(Exercise goal): Reproduce each line bearing the word "text".

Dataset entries
····················

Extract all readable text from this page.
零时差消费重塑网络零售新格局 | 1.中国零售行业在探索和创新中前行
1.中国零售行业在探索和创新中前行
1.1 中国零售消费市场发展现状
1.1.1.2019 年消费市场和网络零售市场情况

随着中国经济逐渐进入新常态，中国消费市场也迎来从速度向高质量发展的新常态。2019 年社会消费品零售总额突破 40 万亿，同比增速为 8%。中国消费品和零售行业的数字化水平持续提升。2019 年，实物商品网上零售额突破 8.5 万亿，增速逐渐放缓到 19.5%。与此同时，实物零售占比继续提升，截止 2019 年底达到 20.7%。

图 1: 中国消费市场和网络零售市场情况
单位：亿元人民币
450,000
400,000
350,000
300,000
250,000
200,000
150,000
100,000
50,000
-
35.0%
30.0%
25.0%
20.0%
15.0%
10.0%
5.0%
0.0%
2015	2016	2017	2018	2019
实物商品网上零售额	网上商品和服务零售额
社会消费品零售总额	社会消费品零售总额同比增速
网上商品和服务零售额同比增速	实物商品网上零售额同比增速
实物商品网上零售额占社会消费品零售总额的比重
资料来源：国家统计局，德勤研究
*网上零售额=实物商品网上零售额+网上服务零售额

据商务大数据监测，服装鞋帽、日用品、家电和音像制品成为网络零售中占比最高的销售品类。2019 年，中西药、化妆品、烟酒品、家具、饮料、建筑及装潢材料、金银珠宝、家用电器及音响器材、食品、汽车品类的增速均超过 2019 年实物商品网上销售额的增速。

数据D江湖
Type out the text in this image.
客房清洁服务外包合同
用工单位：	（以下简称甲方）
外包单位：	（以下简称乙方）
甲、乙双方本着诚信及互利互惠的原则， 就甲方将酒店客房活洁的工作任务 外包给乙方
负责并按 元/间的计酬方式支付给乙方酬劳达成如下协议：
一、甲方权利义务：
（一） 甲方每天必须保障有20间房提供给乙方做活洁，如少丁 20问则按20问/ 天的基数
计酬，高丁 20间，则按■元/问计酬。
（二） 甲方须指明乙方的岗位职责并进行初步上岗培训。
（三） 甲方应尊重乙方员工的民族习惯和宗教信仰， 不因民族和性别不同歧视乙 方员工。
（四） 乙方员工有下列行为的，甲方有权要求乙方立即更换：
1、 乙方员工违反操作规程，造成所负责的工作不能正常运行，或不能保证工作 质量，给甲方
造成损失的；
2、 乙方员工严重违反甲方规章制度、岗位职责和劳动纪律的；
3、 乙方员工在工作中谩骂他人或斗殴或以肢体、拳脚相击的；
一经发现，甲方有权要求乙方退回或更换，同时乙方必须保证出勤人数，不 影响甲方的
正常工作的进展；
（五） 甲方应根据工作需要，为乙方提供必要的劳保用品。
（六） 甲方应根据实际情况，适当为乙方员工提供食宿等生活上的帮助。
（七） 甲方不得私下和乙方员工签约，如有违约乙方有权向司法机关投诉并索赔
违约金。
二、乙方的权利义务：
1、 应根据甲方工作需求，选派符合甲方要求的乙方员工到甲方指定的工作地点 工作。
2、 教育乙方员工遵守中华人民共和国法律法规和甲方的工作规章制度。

····················

(Solution for this exercise):
Extract all readable text from this page.
Type out the text in this image.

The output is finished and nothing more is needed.